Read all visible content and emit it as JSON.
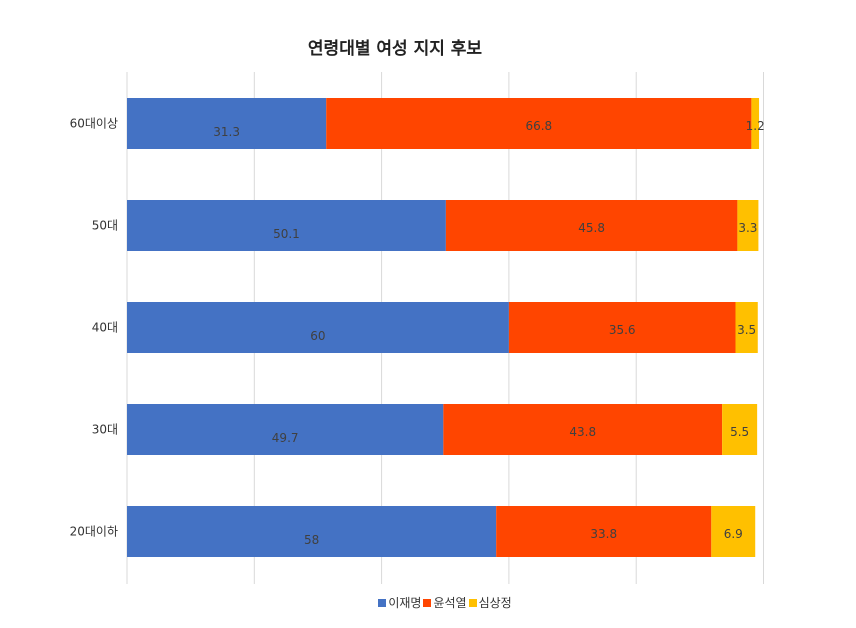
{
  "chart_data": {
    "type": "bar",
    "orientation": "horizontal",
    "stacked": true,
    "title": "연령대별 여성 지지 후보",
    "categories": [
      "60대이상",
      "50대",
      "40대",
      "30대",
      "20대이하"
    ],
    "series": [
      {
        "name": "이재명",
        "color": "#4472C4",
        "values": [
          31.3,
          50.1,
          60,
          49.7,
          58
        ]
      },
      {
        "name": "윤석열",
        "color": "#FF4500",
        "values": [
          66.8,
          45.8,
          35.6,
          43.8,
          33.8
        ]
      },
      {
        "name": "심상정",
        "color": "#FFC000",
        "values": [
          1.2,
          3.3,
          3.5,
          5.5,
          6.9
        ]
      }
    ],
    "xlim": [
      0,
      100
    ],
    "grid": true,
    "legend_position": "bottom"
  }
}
⁂
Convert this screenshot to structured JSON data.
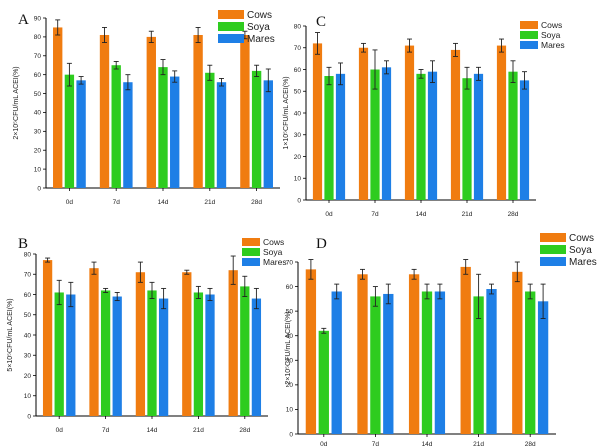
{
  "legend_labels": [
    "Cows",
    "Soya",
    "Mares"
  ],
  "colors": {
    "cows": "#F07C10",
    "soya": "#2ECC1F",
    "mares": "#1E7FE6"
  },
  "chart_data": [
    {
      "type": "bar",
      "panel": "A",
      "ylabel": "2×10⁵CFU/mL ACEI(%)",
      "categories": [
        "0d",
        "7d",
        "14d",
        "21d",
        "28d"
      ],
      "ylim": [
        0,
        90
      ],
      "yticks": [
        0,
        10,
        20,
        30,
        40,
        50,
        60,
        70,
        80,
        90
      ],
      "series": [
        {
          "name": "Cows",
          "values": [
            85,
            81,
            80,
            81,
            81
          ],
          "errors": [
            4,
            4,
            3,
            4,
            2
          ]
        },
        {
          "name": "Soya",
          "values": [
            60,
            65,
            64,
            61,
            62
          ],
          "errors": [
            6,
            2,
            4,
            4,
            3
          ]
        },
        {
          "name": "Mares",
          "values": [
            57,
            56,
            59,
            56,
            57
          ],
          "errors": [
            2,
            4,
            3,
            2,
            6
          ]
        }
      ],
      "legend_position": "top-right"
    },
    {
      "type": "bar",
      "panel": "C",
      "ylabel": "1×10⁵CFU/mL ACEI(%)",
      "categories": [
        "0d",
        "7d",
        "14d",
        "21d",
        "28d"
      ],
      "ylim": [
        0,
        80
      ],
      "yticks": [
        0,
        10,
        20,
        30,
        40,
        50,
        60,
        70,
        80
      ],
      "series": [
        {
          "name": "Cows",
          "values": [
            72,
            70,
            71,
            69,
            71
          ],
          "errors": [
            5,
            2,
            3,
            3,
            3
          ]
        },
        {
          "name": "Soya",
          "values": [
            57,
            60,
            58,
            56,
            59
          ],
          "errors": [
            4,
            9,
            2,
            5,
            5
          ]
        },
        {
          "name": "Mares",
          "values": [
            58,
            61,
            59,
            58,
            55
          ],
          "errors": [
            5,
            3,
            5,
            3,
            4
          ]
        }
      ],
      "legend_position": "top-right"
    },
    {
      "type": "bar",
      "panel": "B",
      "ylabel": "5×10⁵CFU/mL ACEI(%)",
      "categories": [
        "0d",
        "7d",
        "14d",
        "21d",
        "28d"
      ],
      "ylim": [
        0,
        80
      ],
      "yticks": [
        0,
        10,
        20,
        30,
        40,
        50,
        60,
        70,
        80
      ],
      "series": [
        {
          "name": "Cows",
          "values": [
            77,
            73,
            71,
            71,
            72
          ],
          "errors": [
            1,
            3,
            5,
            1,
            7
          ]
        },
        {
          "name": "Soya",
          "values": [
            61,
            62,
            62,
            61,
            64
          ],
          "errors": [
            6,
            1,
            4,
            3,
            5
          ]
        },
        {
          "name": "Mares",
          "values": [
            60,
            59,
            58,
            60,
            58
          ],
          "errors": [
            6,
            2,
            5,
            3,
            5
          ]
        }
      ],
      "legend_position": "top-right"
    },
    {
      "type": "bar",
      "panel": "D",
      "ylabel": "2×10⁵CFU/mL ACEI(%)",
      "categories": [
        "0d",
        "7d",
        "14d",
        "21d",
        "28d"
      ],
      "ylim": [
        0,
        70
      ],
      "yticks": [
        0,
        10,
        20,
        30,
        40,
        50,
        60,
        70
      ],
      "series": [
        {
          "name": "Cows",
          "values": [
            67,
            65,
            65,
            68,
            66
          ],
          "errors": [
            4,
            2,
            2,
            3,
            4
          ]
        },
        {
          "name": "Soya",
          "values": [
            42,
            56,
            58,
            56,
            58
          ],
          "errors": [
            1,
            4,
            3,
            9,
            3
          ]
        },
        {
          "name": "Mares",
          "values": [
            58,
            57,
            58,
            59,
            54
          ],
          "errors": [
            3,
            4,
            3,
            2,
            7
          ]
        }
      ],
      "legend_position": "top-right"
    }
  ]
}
⁂
- **Directions for this task**: Pick out every line above that holds the word "JSON" and copy it.

- **Result for this task**:
Read all visible content and emit it as JSON.
Convert this screenshot to structured JSON data.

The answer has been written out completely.